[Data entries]
* * * * *
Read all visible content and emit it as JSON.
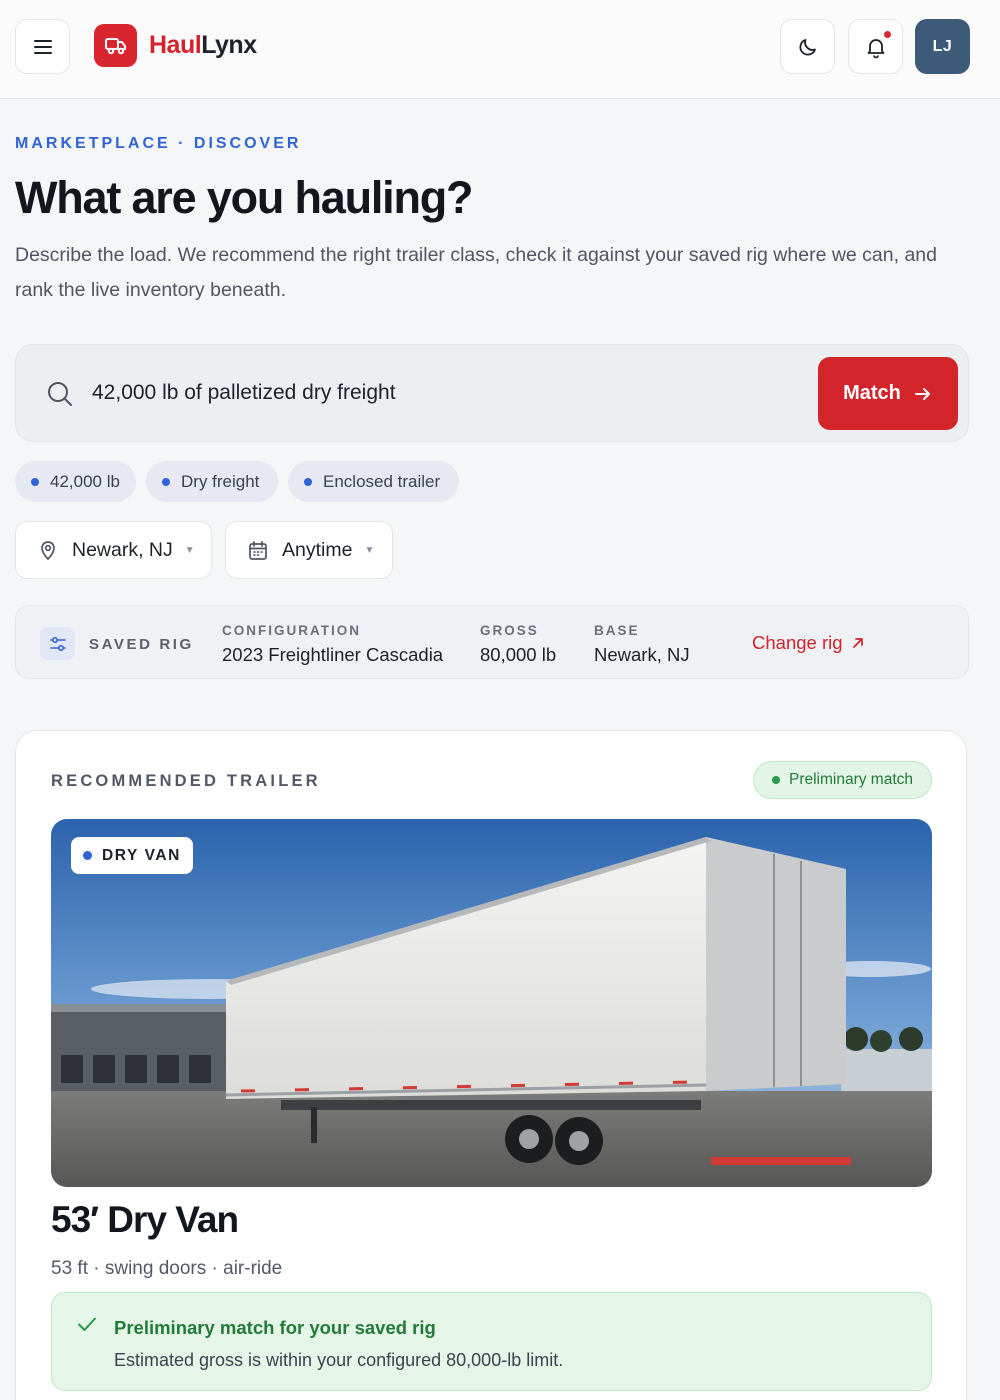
{
  "header": {
    "brand_part1": "Haul",
    "brand_part2": "Lynx",
    "avatar_initials": "LJ",
    "icons": [
      "menu-icon",
      "truck-icon",
      "moon-icon",
      "bell-icon"
    ],
    "accent": "#d3232b"
  },
  "intro": {
    "eyebrow": "MARKETPLACE · DISCOVER",
    "title": "What are you hauling?",
    "description": "Describe the load. We recommend the right trailer class, check it against your saved rig where we can, and rank the live inventory beneath."
  },
  "search": {
    "value": "42,000 lb of palletized dry freight",
    "button_label": "Match"
  },
  "chips": [
    "42,000 lb",
    "Dry freight",
    "Enclosed trailer"
  ],
  "filters": {
    "location": "Newark, NJ",
    "date": "Anytime"
  },
  "rig": {
    "label": "SAVED RIG",
    "config_key": "CONFIGURATION",
    "config_value": "2023 Freightliner Cascadia",
    "gross_key": "GROSS",
    "gross_value": "80,000 lb",
    "base_key": "BASE",
    "base_value": "Newark, NJ",
    "change_label": "Change rig"
  },
  "recommendation": {
    "section_label": "RECOMMENDED TRAILER",
    "badge": "Preliminary match",
    "type_tag": "DRY VAN",
    "name": "53′  Dry Van",
    "specs": "53 ft · swing doors · air-ride",
    "note_title": "Preliminary match for your saved rig",
    "note_detail": "Estimated gross is within your configured 80,000-lb limit."
  }
}
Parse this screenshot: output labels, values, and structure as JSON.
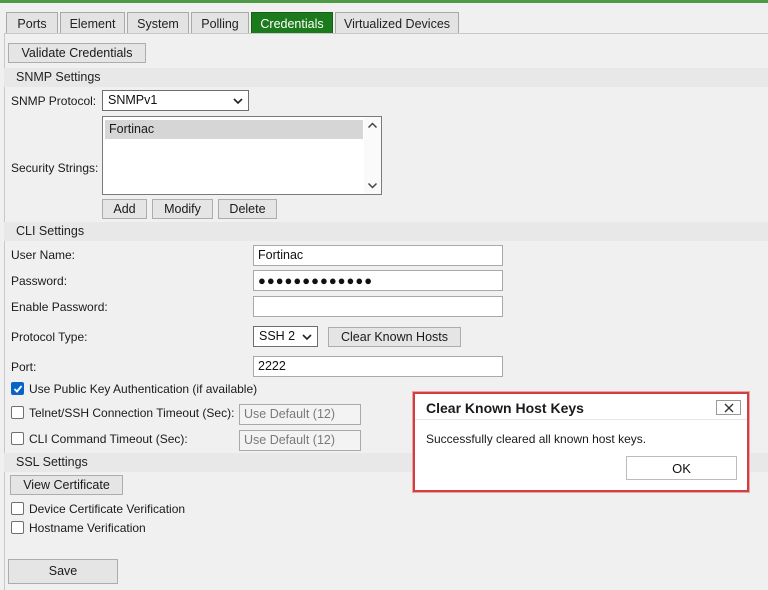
{
  "tabs": [
    {
      "label": "Ports",
      "active": false
    },
    {
      "label": "Element",
      "active": false
    },
    {
      "label": "System",
      "active": false
    },
    {
      "label": "Polling",
      "active": false
    },
    {
      "label": "Credentials",
      "active": true
    },
    {
      "label": "Virtualized Devices",
      "active": false
    }
  ],
  "toolbar": {
    "validate_label": "Validate Credentials"
  },
  "snmp": {
    "section_title": "SNMP Settings",
    "protocol_label": "SNMP Protocol:",
    "protocol_value": "SNMPv1",
    "security_strings_label": "Security Strings:",
    "security_strings": [
      "Fortinac"
    ],
    "add_label": "Add",
    "modify_label": "Modify",
    "delete_label": "Delete"
  },
  "cli": {
    "section_title": "CLI Settings",
    "username_label": "User Name:",
    "username_value": "Fortinac",
    "password_label": "Password:",
    "password_value": "●●●●●●●●●●●●●",
    "enable_password_label": "Enable Password:",
    "enable_password_value": "",
    "protocol_type_label": "Protocol Type:",
    "protocol_type_value": "SSH 2",
    "clear_hosts_label": "Clear Known Hosts",
    "port_label": "Port:",
    "port_value": "2222",
    "public_key_label": "Use Public Key Authentication (if available)",
    "public_key_checked": true,
    "conn_timeout_label": "Telnet/SSH Connection Timeout (Sec):",
    "conn_timeout_value": "Use Default (12)",
    "cmd_timeout_label": "CLI Command Timeout (Sec):",
    "cmd_timeout_value": "Use Default (12)"
  },
  "ssl": {
    "section_title": "SSL Settings",
    "view_cert_label": "View Certificate",
    "device_cert_label": "Device Certificate Verification",
    "hostname_label": "Hostname Verification"
  },
  "footer": {
    "save_label": "Save"
  },
  "dialog": {
    "title": "Clear Known Host Keys",
    "message": "Successfully cleared all known host keys.",
    "ok_label": "OK"
  },
  "colors": {
    "active_tab": "#1b7a1b",
    "dialog_border": "#d04040",
    "checkbox_checked": "#0a64c8"
  },
  "icons": [
    "chevron-down-icon",
    "chevron-up-icon",
    "close-icon",
    "checkmark-icon"
  ]
}
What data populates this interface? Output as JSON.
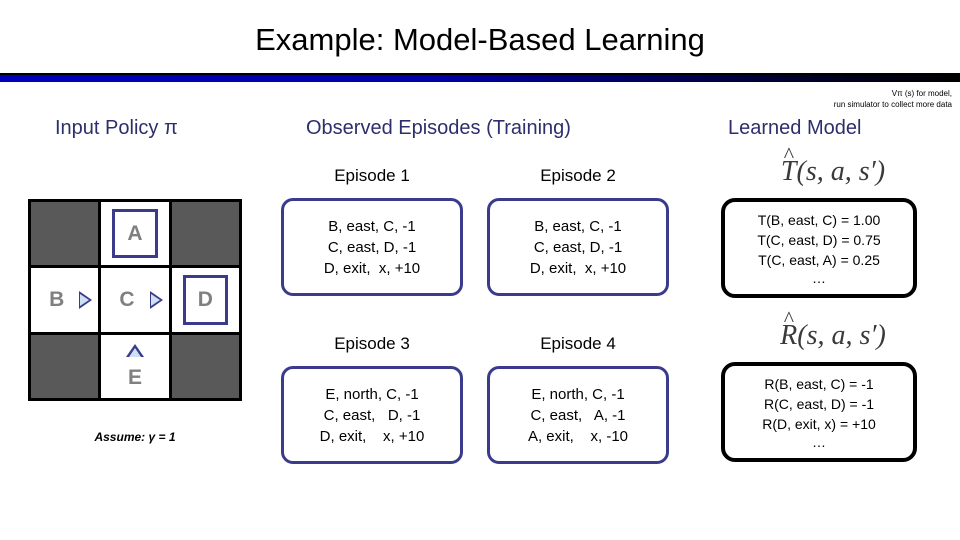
{
  "slide": {
    "title": "Example: Model-Based Learning",
    "top_note_line1": "Vπ (s) for model,",
    "top_note_line2": "run simulator to collect more data",
    "accent_navy": "#3b3b8c",
    "heading_color": "#2e2e6e",
    "wall_color": "#595959",
    "rule_color": "#0000bb"
  },
  "policy": {
    "heading": "Input Policy π",
    "assume": "Assume: γ = 1",
    "grid": [
      [
        {
          "label": "",
          "type": "wall",
          "arrow": "none"
        },
        {
          "label": "A",
          "type": "terminal",
          "arrow": "none"
        },
        {
          "label": "",
          "type": "wall",
          "arrow": "none"
        }
      ],
      [
        {
          "label": "B",
          "type": "normal",
          "arrow": "east"
        },
        {
          "label": "C",
          "type": "normal",
          "arrow": "east"
        },
        {
          "label": "D",
          "type": "terminal",
          "arrow": "none"
        }
      ],
      [
        {
          "label": "",
          "type": "wall",
          "arrow": "none"
        },
        {
          "label": "E",
          "type": "normal",
          "arrow": "north"
        },
        {
          "label": "",
          "type": "wall",
          "arrow": "none"
        }
      ]
    ]
  },
  "episodes": {
    "heading": "Observed Episodes (Training)",
    "items": [
      {
        "title": "Episode 1",
        "lines": [
          "B, east, C, -1",
          "C, east, D, -1",
          "D, exit,  x, +10"
        ]
      },
      {
        "title": "Episode 2",
        "lines": [
          "B, east, C, -1",
          "C, east, D, -1",
          "D, exit,  x, +10"
        ]
      },
      {
        "title": "Episode 3",
        "lines": [
          "E, north, C, -1",
          "C, east,   D, -1",
          "D, exit,    x, +10"
        ]
      },
      {
        "title": "Episode 4",
        "lines": [
          "E, north, C, -1",
          "C, east,   A, -1",
          "A, exit,    x, -10"
        ]
      }
    ]
  },
  "learned_model": {
    "heading": "Learned Model",
    "transition": {
      "math_symbol": "T",
      "math_args": "(s, a, s′)",
      "lines": [
        "T(B, east, C) = 1.00",
        "T(C, east, D) = 0.75",
        "T(C, east, A) = 0.25"
      ],
      "ellipsis": "…"
    },
    "reward": {
      "math_symbol": "R",
      "math_args": "(s, a, s′)",
      "lines": [
        "R(B, east, C) = -1",
        "R(C, east, D) = -1",
        "R(D, exit, x) = +10"
      ],
      "ellipsis": "…"
    }
  }
}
* * * * *
WRITTEN REQUEST>
Drop the images and quote the entries word for word.

WRITTEN SOLUTION>
Read all visible content and emit it as JSON.
{
  "header": {
    "brand_part1": "Haul",
    "brand_part2": "Lynx",
    "avatar_initials": "LJ",
    "icons": [
      "menu-icon",
      "truck-icon",
      "moon-icon",
      "bell-icon"
    ],
    "accent": "#d3232b"
  },
  "intro": {
    "eyebrow": "MARKETPLACE · DISCOVER",
    "title": "What are you hauling?",
    "description": "Describe the load. We recommend the right trailer class, check it against your saved rig where we can, and rank the live inventory beneath."
  },
  "search": {
    "value": "42,000 lb of palletized dry freight",
    "button_label": "Match"
  },
  "chips": [
    "42,000 lb",
    "Dry freight",
    "Enclosed trailer"
  ],
  "filters": {
    "location": "Newark, NJ",
    "date": "Anytime"
  },
  "rig": {
    "label": "SAVED RIG",
    "config_key": "CONFIGURATION",
    "config_value": "2023 Freightliner Cascadia",
    "gross_key": "GROSS",
    "gross_value": "80,000 lb",
    "base_key": "BASE",
    "base_value": "Newark, NJ",
    "change_label": "Change rig"
  },
  "recommendation": {
    "section_label": "RECOMMENDED TRAILER",
    "badge": "Preliminary match",
    "type_tag": "DRY VAN",
    "name": "53′  Dry Van",
    "specs": "53 ft · swing doors · air-ride",
    "note_title": "Preliminary match for your saved rig",
    "note_detail": "Estimated gross is within your configured 80,000-lb limit."
  }
}
Parse this screenshot: output labels, values, and structure as JSON.
{
  "tabs": [
    {
      "label": "Ports",
      "active": false
    },
    {
      "label": "Element",
      "active": false
    },
    {
      "label": "System",
      "active": false
    },
    {
      "label": "Polling",
      "active": false
    },
    {
      "label": "Credentials",
      "active": true
    },
    {
      "label": "Virtualized Devices",
      "active": false
    }
  ],
  "toolbar": {
    "validate_label": "Validate Credentials"
  },
  "snmp": {
    "section_title": "SNMP Settings",
    "protocol_label": "SNMP Protocol:",
    "protocol_value": "SNMPv1",
    "security_strings_label": "Security Strings:",
    "security_strings": [
      "Fortinac"
    ],
    "add_label": "Add",
    "modify_label": "Modify",
    "delete_label": "Delete"
  },
  "cli": {
    "section_title": "CLI Settings",
    "username_label": "User Name:",
    "username_value": "Fortinac",
    "password_label": "Password:",
    "password_value": "●●●●●●●●●●●●●",
    "enable_password_label": "Enable Password:",
    "enable_password_value": "",
    "protocol_type_label": "Protocol Type:",
    "protocol_type_value": "SSH 2",
    "clear_hosts_label": "Clear Known Hosts",
    "port_label": "Port:",
    "port_value": "2222",
    "public_key_label": "Use Public Key Authentication (if available)",
    "public_key_checked": true,
    "conn_timeout_label": "Telnet/SSH Connection Timeout (Sec):",
    "conn_timeout_value": "Use Default (12)",
    "cmd_timeout_label": "CLI Command Timeout (Sec):",
    "cmd_timeout_value": "Use Default (12)"
  },
  "ssl": {
    "section_title": "SSL Settings",
    "view_cert_label": "View Certificate",
    "device_cert_label": "Device Certificate Verification",
    "hostname_label": "Hostname Verification"
  },
  "footer": {
    "save_label": "Save"
  },
  "dialog": {
    "title": "Clear Known Host Keys",
    "message": "Successfully cleared all known host keys.",
    "ok_label": "OK"
  },
  "colors": {
    "active_tab": "#1b7a1b",
    "dialog_border": "#d04040",
    "checkbox_checked": "#0a64c8"
  },
  "icons": [
    "chevron-down-icon",
    "chevron-up-icon",
    "close-icon",
    "checkmark-icon"
  ]
}
What data populates this interface? Output as JSON.
{
  "slide": {
    "title": "Example: Model-Based Learning",
    "top_note_line1": "Vπ (s) for model,",
    "top_note_line2": "run simulator to collect more data",
    "accent_navy": "#3b3b8c",
    "heading_color": "#2e2e6e",
    "wall_color": "#595959",
    "rule_color": "#0000bb"
  },
  "policy": {
    "heading": "Input Policy π",
    "assume": "Assume: γ = 1",
    "grid": [
      [
        {
          "label": "",
          "type": "wall",
          "arrow": "none"
        },
        {
          "label": "A",
          "type": "terminal",
          "arrow": "none"
        },
        {
          "label": "",
          "type": "wall",
          "arrow": "none"
        }
      ],
      [
        {
          "label": "B",
          "type": "normal",
          "arrow": "east"
        },
        {
          "label": "C",
          "type": "normal",
          "arrow": "east"
        },
        {
          "label": "D",
          "type": "terminal",
          "arrow": "none"
        }
      ],
      [
        {
          "label": "",
          "type": "wall",
          "arrow": "none"
        },
        {
          "label": "E",
          "type": "normal",
          "arrow": "north"
        },
        {
          "label": "",
          "type": "wall",
          "arrow": "none"
        }
      ]
    ]
  },
  "episodes": {
    "heading": "Observed Episodes (Training)",
    "items": [
      {
        "title": "Episode 1",
        "lines": [
          "B, east, C, -1",
          "C, east, D, -1",
          "D, exit,  x, +10"
        ]
      },
      {
        "title": "Episode 2",
        "lines": [
          "B, east, C, -1",
          "C, east, D, -1",
          "D, exit,  x, +10"
        ]
      },
      {
        "title": "Episode 3",
        "lines": [
          "E, north, C, -1",
          "C, east,   D, -1",
          "D, exit,    x, +10"
        ]
      },
      {
        "title": "Episode 4",
        "lines": [
          "E, north, C, -1",
          "C, east,   A, -1",
          "A, exit,    x, -10"
        ]
      }
    ]
  },
  "learned_model": {
    "heading": "Learned Model",
    "transition": {
      "math_symbol": "T",
      "math_args": "(s, a, s′)",
      "lines": [
        "T(B, east, C) = 1.00",
        "T(C, east, D) = 0.75",
        "T(C, east, A) = 0.25"
      ],
      "ellipsis": "…"
    },
    "reward": {
      "math_symbol": "R",
      "math_args": "(s, a, s′)",
      "lines": [
        "R(B, east, C) = -1",
        "R(C, east, D) = -1",
        "R(D, exit, x) = +10"
      ],
      "ellipsis": "…"
    }
  }
}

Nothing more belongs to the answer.